------ Entries supplied ------
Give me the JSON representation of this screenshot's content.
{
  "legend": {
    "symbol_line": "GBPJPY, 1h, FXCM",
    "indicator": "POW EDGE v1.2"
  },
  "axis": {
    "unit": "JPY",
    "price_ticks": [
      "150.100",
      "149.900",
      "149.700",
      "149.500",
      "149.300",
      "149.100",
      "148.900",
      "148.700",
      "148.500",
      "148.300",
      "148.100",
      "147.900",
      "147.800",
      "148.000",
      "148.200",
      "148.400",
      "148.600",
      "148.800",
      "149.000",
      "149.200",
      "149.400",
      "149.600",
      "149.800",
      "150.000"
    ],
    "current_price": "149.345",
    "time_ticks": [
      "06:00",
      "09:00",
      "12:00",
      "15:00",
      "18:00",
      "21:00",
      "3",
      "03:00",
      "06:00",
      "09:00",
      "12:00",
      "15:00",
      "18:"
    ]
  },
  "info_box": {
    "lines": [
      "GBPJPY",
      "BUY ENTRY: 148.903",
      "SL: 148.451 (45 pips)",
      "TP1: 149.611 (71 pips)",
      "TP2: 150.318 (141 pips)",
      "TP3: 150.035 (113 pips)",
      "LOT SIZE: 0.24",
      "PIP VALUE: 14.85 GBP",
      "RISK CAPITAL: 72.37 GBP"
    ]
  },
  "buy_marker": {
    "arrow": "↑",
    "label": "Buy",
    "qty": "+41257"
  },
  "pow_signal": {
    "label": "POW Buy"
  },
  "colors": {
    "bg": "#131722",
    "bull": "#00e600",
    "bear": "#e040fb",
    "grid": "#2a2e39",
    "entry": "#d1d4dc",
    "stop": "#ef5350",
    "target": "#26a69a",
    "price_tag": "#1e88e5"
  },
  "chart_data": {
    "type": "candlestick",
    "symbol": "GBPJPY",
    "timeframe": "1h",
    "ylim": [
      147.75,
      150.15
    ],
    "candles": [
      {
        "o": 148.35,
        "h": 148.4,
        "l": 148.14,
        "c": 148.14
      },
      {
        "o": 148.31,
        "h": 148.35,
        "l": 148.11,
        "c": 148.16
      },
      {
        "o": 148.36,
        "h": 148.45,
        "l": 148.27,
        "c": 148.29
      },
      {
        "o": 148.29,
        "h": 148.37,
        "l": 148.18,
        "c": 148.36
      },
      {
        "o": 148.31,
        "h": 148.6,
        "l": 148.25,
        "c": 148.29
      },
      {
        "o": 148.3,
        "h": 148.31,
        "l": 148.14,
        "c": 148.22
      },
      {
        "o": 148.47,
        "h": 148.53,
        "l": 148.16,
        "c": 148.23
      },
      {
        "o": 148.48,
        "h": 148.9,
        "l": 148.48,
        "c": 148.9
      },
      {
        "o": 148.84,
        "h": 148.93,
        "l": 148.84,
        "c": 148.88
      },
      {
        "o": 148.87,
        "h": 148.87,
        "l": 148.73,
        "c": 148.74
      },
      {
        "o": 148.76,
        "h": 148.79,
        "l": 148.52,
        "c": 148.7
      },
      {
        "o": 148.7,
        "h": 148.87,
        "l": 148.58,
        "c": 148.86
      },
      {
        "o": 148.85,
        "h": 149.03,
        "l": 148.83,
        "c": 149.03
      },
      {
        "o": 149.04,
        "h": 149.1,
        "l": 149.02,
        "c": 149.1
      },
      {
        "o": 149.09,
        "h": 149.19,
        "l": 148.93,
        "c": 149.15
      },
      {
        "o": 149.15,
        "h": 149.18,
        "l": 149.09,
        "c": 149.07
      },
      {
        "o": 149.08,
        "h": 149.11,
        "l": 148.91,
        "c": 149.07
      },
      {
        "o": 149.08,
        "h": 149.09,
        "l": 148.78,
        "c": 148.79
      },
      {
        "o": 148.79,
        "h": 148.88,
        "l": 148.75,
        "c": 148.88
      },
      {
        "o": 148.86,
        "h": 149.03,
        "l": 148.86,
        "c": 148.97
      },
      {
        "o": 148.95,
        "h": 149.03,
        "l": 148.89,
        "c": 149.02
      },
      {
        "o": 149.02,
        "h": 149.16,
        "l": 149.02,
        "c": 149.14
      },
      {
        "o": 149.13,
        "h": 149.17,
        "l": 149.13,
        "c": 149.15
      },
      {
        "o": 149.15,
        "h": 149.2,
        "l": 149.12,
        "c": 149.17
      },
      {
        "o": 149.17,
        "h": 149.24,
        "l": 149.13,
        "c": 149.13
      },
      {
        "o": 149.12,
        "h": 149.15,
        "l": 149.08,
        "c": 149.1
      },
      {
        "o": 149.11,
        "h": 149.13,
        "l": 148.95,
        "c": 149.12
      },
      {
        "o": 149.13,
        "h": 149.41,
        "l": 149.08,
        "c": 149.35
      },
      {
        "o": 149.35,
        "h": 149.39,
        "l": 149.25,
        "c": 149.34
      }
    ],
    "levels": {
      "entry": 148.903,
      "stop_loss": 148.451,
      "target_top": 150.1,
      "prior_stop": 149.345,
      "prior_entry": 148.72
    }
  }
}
------
Every entry should be printed again exactly as written.

* _Output_
Give me the JSON representation of this screenshot's content.
{
  "legend": {
    "symbol_line": "GBPJPY, 1h, FXCM",
    "indicator": "POW EDGE v1.2"
  },
  "axis": {
    "unit": "JPY",
    "price_ticks": [
      "150.100",
      "149.900",
      "149.700",
      "149.500",
      "149.300",
      "149.100",
      "148.900",
      "148.700",
      "148.500",
      "148.300",
      "148.100",
      "147.900",
      "147.800",
      "148.000",
      "148.200",
      "148.400",
      "148.600",
      "148.800",
      "149.000",
      "149.200",
      "149.400",
      "149.600",
      "149.800",
      "150.000"
    ],
    "current_price": "149.345",
    "time_ticks": [
      "06:00",
      "09:00",
      "12:00",
      "15:00",
      "18:00",
      "21:00",
      "3",
      "03:00",
      "06:00",
      "09:00",
      "12:00",
      "15:00",
      "18:"
    ]
  },
  "info_box": {
    "lines": [
      "GBPJPY",
      "BUY ENTRY: 148.903",
      "SL: 148.451 (45 pips)",
      "TP1: 149.611 (71 pips)",
      "TP2: 150.318 (141 pips)",
      "TP3: 150.035 (113 pips)",
      "LOT SIZE: 0.24",
      "PIP VALUE: 14.85 GBP",
      "RISK CAPITAL: 72.37 GBP"
    ]
  },
  "buy_marker": {
    "arrow": "↑",
    "label": "Buy",
    "qty": "+41257"
  },
  "pow_signal": {
    "label": "POW Buy"
  },
  "colors": {
    "bg": "#131722",
    "bull": "#00e600",
    "bear": "#e040fb",
    "grid": "#2a2e39",
    "entry": "#d1d4dc",
    "stop": "#ef5350",
    "target": "#26a69a",
    "price_tag": "#1e88e5"
  },
  "chart_data": {
    "type": "candlestick",
    "symbol": "GBPJPY",
    "timeframe": "1h",
    "ylim": [
      147.75,
      150.15
    ],
    "candles": [
      {
        "o": 148.35,
        "h": 148.4,
        "l": 148.14,
        "c": 148.14
      },
      {
        "o": 148.31,
        "h": 148.35,
        "l": 148.11,
        "c": 148.16
      },
      {
        "o": 148.36,
        "h": 148.45,
        "l": 148.27,
        "c": 148.29
      },
      {
        "o": 148.29,
        "h": 148.37,
        "l": 148.18,
        "c": 148.36
      },
      {
        "o": 148.31,
        "h": 148.6,
        "l": 148.25,
        "c": 148.29
      },
      {
        "o": 148.3,
        "h": 148.31,
        "l": 148.14,
        "c": 148.22
      },
      {
        "o": 148.47,
        "h": 148.53,
        "l": 148.16,
        "c": 148.23
      },
      {
        "o": 148.48,
        "h": 148.9,
        "l": 148.48,
        "c": 148.9
      },
      {
        "o": 148.84,
        "h": 148.93,
        "l": 148.84,
        "c": 148.88
      },
      {
        "o": 148.87,
        "h": 148.87,
        "l": 148.73,
        "c": 148.74
      },
      {
        "o": 148.76,
        "h": 148.79,
        "l": 148.52,
        "c": 148.7
      },
      {
        "o": 148.7,
        "h": 148.87,
        "l": 148.58,
        "c": 148.86
      },
      {
        "o": 148.85,
        "h": 149.03,
        "l": 148.83,
        "c": 149.03
      },
      {
        "o": 149.04,
        "h": 149.1,
        "l": 149.02,
        "c": 149.1
      },
      {
        "o": 149.09,
        "h": 149.19,
        "l": 148.93,
        "c": 149.15
      },
      {
        "o": 149.15,
        "h": 149.18,
        "l": 149.09,
        "c": 149.07
      },
      {
        "o": 149.08,
        "h": 149.11,
        "l": 148.91,
        "c": 149.07
      },
      {
        "o": 149.08,
        "h": 149.09,
        "l": 148.78,
        "c": 148.79
      },
      {
        "o": 148.79,
        "h": 148.88,
        "l": 148.75,
        "c": 148.88
      },
      {
        "o": 148.86,
        "h": 149.03,
        "l": 148.86,
        "c": 148.97
      },
      {
        "o": 148.95,
        "h": 149.03,
        "l": 148.89,
        "c": 149.02
      },
      {
        "o": 149.02,
        "h": 149.16,
        "l": 149.02,
        "c": 149.14
      },
      {
        "o": 149.13,
        "h": 149.17,
        "l": 149.13,
        "c": 149.15
      },
      {
        "o": 149.15,
        "h": 149.2,
        "l": 149.12,
        "c": 149.17
      },
      {
        "o": 149.17,
        "h": 149.24,
        "l": 149.13,
        "c": 149.13
      },
      {
        "o": 149.12,
        "h": 149.15,
        "l": 149.08,
        "c": 149.1
      },
      {
        "o": 149.11,
        "h": 149.13,
        "l": 148.95,
        "c": 149.12
      },
      {
        "o": 149.13,
        "h": 149.41,
        "l": 149.08,
        "c": 149.35
      },
      {
        "o": 149.35,
        "h": 149.39,
        "l": 149.25,
        "c": 149.34
      }
    ],
    "levels": {
      "entry": 148.903,
      "stop_loss": 148.451,
      "target_top": 150.1,
      "prior_stop": 149.345,
      "prior_entry": 148.72
    }
  }
}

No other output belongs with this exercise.